→ YOUR GOAL: Output every line below exactly.

Collected data:
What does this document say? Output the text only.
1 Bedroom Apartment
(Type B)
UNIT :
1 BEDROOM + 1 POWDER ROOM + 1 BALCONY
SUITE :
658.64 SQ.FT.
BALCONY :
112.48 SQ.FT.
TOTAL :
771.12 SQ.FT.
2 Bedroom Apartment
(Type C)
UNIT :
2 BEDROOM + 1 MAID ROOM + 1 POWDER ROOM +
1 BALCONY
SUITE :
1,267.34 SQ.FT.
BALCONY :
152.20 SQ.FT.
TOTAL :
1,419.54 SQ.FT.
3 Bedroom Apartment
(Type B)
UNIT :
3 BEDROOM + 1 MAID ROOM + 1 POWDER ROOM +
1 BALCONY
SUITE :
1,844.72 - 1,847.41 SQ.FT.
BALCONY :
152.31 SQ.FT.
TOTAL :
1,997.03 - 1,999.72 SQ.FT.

→ THE SOLUTION:
What does this document say? Output the text only.
1 Bedroom Apartment
(Type B)
UNIT :
1 BEDROOM + 1 POWDER ROOM + 1 BALCONY
SUITE :
658.64 SQ.FT.
BALCONY :
112.48 SQ.FT.
TOTAL :
771.12 SQ.FT.
2 Bedroom Apartment
(Type C)
UNIT :
2 BEDROOM + 1 MAID ROOM + 1 POWDER ROOM +
1 BALCONY
SUITE :
1,267.34 SQ.FT.
BALCONY :
152.20 SQ.FT.
TOTAL :
1,419.54 SQ.FT.
3 Bedroom Apartment
(Type B)
UNIT :
3 BEDROOM + 1 MAID ROOM + 1 POWDER ROOM +
1 BALCONY
SUITE :
1,844.72 - 1,847.41 SQ.FT.
BALCONY :
152.31 SQ.FT.
TOTAL :
1,997.03 - 1,999.72 SQ.FT.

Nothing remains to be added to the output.